Exercise goal
Copy each line of the entries beneath that contains the word "Placement".

——————————

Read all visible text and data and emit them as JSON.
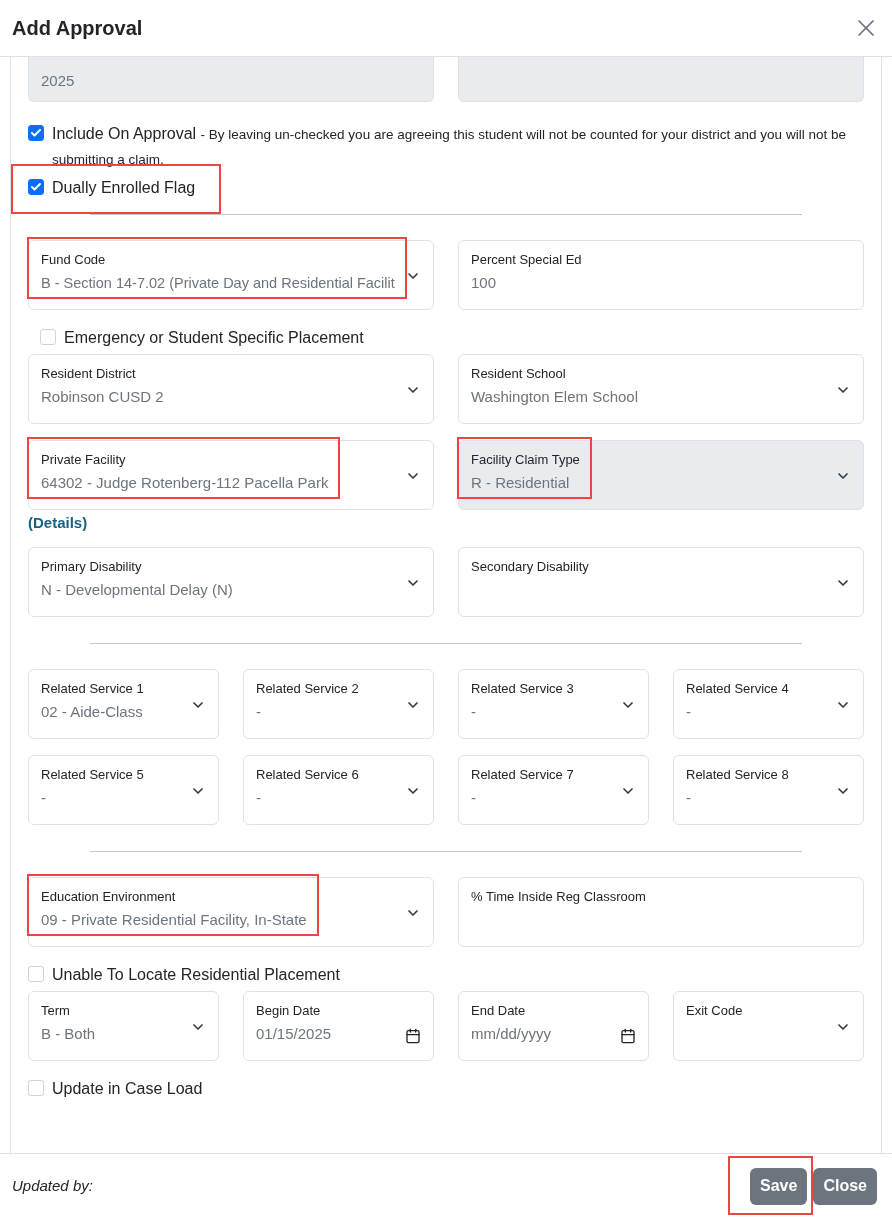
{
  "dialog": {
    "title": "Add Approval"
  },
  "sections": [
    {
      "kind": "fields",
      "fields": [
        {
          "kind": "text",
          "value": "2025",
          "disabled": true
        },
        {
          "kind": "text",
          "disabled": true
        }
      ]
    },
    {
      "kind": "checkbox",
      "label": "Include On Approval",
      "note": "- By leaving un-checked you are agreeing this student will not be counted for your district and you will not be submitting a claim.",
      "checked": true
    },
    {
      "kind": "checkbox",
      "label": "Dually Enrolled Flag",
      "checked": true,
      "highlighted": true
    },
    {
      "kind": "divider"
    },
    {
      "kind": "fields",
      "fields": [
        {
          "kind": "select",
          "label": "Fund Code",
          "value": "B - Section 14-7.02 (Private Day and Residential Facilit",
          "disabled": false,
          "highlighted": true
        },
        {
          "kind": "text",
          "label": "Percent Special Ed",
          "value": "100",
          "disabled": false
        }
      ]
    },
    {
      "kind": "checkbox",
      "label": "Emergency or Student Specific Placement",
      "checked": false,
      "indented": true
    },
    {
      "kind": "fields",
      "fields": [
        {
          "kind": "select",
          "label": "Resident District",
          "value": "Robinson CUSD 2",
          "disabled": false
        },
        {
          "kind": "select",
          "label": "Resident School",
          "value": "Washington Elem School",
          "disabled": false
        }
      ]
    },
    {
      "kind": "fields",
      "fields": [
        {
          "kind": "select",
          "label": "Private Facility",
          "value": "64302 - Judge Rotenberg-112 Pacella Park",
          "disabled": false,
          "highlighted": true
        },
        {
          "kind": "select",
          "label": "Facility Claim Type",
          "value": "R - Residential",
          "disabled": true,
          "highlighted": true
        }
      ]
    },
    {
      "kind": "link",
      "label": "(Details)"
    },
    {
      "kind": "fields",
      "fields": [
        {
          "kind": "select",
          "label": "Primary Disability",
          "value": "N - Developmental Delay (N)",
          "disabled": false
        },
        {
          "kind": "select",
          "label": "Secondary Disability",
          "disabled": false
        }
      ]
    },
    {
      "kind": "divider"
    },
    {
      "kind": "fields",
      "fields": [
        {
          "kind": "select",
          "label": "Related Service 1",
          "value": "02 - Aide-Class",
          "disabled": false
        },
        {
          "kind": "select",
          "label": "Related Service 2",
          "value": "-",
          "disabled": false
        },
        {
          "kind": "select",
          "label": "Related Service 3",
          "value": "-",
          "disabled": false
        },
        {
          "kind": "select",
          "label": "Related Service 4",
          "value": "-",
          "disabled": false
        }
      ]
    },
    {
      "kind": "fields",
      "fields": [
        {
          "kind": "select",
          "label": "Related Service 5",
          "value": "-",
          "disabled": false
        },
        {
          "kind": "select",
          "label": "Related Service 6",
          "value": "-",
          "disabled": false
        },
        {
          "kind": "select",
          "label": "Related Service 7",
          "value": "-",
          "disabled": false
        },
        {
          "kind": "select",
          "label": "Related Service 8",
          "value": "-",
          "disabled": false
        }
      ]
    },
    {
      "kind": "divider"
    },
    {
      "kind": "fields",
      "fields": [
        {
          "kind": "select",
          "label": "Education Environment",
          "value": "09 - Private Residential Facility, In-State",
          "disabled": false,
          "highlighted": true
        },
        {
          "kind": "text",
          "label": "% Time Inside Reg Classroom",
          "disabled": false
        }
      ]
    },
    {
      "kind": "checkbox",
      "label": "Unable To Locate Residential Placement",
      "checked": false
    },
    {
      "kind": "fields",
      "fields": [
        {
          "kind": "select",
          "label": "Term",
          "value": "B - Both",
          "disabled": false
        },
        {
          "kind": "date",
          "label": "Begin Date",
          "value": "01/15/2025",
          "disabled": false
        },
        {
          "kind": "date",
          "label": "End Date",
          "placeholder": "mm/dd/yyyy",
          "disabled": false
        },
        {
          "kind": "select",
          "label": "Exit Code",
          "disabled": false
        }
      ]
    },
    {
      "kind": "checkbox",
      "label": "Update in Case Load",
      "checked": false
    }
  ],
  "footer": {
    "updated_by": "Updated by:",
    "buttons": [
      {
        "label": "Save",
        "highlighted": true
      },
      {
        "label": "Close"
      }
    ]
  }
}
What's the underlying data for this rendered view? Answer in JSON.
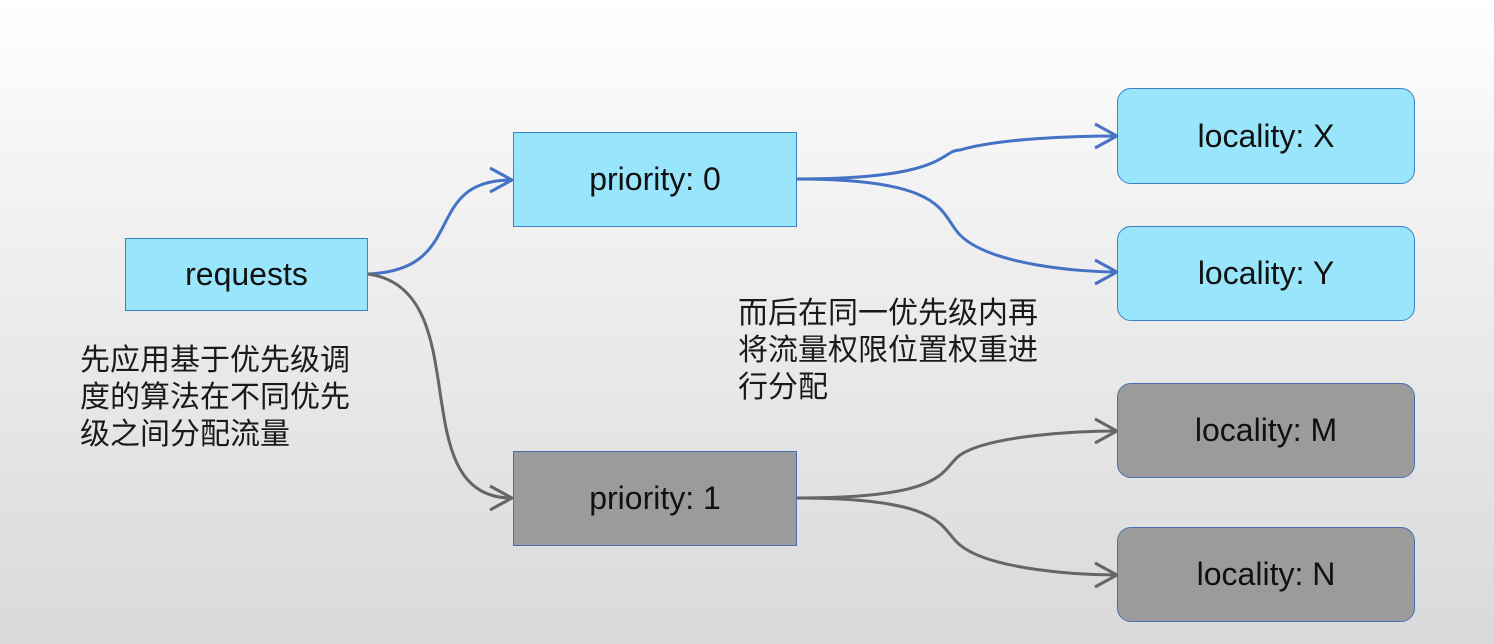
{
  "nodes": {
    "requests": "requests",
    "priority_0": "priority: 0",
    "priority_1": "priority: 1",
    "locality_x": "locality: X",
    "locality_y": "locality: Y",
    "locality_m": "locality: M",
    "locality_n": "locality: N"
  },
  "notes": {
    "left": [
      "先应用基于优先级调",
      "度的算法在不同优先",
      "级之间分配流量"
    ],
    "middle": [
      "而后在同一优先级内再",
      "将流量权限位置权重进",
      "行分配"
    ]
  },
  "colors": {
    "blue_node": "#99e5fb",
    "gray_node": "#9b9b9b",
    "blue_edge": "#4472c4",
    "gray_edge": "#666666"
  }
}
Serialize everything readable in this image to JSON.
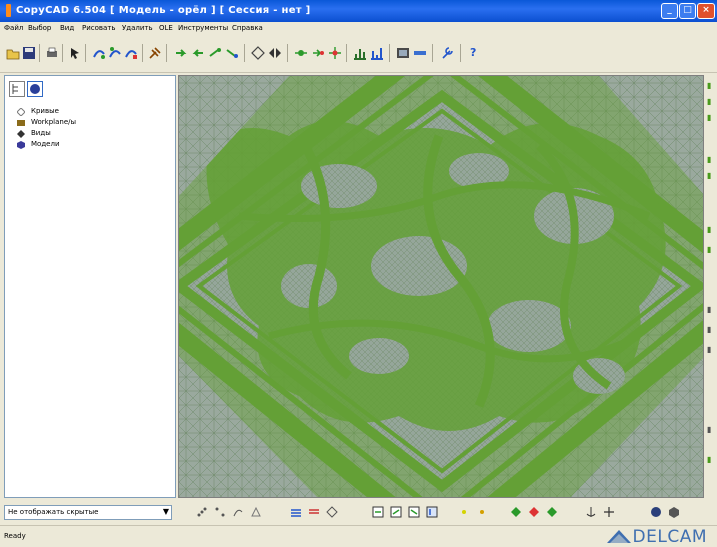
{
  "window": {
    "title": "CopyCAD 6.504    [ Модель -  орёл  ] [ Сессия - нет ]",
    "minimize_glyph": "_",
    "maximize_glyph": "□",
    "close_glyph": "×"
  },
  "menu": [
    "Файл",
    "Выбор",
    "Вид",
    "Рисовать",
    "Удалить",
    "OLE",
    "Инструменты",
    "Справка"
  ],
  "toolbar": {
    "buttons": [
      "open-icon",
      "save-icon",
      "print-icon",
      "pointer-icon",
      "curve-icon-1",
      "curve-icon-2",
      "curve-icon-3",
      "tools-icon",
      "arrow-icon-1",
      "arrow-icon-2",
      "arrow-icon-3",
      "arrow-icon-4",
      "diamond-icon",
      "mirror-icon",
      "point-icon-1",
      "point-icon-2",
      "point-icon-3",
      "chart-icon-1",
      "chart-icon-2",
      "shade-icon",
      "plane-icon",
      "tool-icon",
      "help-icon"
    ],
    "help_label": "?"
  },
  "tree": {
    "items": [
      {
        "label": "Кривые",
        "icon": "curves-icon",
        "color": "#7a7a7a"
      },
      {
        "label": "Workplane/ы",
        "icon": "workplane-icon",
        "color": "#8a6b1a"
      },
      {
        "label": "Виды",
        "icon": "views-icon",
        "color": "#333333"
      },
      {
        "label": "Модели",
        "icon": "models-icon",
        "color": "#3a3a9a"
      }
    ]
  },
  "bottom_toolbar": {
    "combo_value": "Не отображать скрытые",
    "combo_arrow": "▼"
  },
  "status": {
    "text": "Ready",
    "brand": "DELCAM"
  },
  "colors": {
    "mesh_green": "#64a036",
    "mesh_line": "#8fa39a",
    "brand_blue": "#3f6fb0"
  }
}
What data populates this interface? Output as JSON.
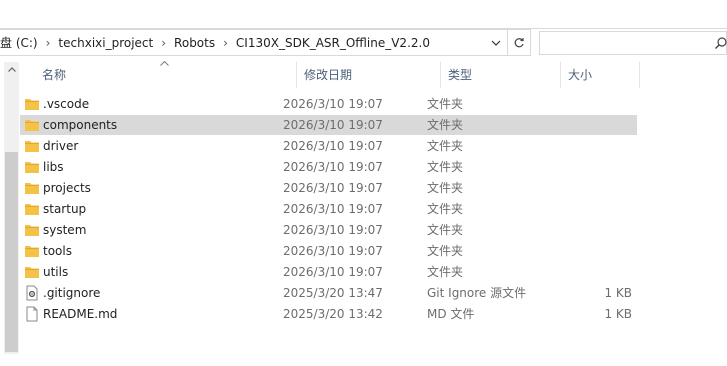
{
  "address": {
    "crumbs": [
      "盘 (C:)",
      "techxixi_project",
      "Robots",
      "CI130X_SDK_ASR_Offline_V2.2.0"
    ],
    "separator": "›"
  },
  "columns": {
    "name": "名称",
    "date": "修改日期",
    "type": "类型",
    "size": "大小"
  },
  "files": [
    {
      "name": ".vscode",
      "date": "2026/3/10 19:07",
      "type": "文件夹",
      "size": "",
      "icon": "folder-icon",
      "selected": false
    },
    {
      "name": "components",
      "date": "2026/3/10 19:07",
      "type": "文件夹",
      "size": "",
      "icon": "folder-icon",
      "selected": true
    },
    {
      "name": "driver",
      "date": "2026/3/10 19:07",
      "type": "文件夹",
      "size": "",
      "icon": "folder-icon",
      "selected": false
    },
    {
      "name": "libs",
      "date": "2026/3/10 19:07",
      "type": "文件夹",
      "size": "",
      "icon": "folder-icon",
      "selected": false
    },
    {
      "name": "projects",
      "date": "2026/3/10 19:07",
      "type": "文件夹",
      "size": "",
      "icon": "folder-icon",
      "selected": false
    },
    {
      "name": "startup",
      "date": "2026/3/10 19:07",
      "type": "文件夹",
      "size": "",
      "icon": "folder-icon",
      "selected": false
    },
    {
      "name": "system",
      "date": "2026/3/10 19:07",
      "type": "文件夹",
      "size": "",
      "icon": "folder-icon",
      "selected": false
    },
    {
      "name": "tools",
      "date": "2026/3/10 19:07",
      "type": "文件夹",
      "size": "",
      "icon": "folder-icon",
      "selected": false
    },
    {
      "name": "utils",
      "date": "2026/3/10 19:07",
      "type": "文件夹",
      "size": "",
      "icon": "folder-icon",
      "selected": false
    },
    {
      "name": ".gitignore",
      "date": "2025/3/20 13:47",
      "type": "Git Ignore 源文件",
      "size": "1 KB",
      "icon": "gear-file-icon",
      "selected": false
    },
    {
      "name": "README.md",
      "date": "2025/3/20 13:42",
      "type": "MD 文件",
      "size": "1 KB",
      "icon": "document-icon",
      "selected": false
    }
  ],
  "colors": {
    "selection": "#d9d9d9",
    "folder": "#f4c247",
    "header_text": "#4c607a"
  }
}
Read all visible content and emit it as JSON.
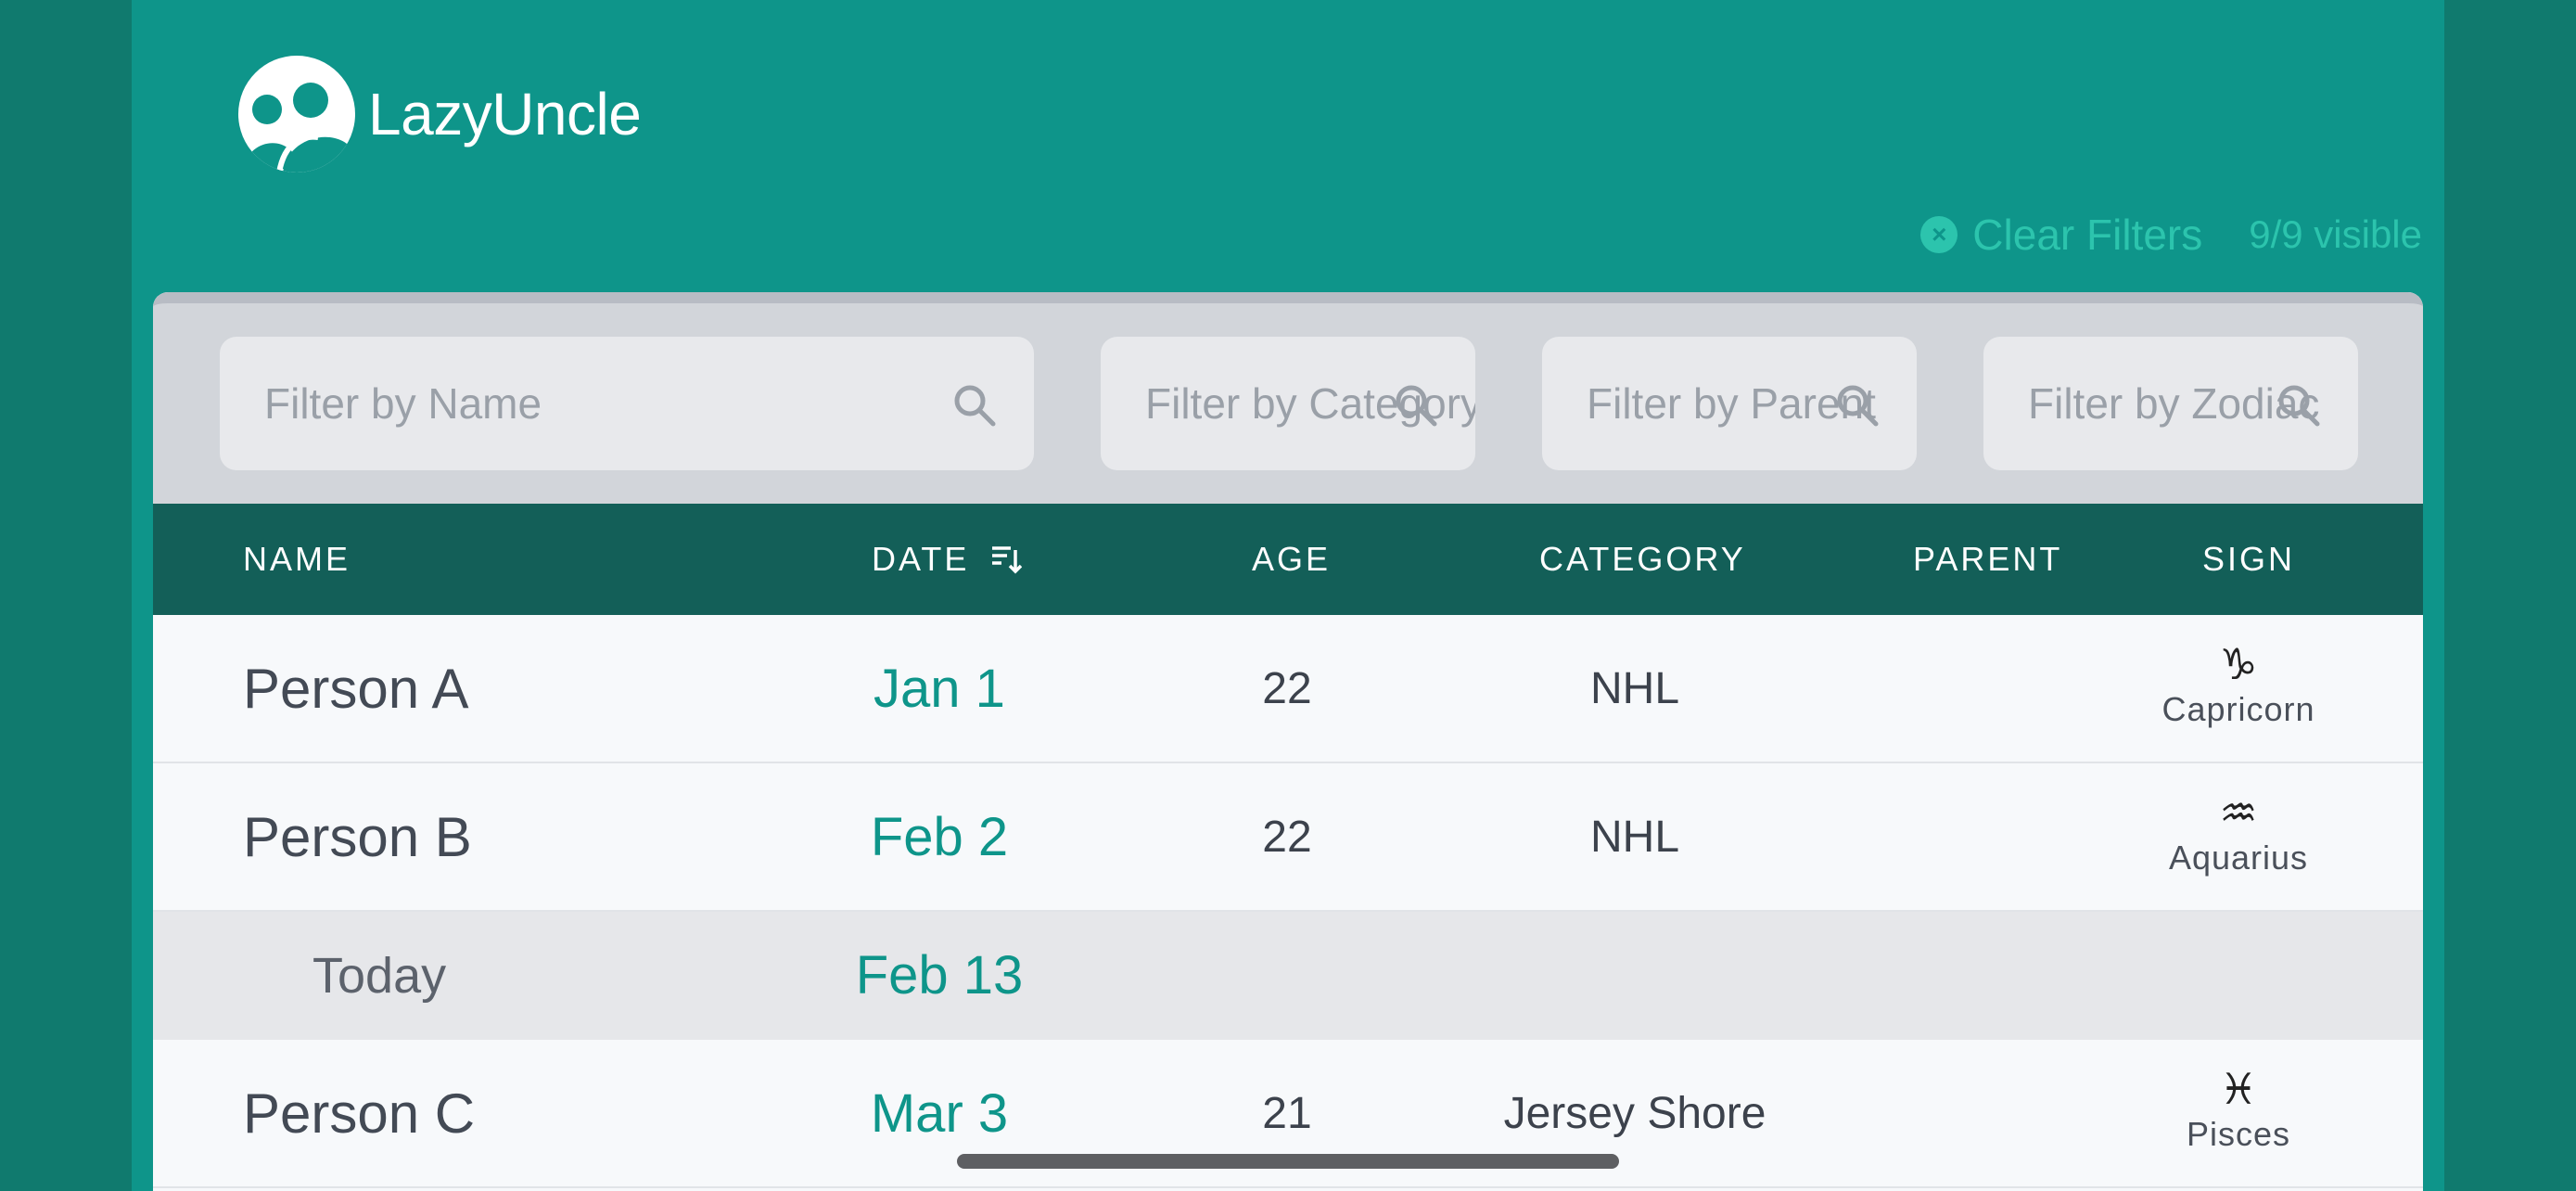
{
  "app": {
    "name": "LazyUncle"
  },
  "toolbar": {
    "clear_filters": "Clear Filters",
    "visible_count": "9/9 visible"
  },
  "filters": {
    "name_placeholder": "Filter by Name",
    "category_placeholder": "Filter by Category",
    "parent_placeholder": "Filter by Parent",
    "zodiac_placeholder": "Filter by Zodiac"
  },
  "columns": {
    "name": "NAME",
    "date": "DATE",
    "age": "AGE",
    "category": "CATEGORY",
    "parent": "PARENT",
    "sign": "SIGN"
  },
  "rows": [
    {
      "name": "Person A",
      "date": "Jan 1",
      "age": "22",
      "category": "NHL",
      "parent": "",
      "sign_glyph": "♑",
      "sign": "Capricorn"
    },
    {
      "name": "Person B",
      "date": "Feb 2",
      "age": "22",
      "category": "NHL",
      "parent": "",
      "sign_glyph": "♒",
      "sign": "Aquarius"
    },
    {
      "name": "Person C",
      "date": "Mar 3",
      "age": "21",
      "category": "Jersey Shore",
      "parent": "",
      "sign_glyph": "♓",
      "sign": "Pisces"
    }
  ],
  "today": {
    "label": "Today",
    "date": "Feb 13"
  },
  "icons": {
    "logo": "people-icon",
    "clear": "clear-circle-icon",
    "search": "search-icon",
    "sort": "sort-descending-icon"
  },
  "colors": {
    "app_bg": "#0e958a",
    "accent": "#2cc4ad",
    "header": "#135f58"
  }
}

——————————

Answer to this task
      "label": "Emergency or Student Specific Placement",
      "label": "Unable To Locate Residential Placement",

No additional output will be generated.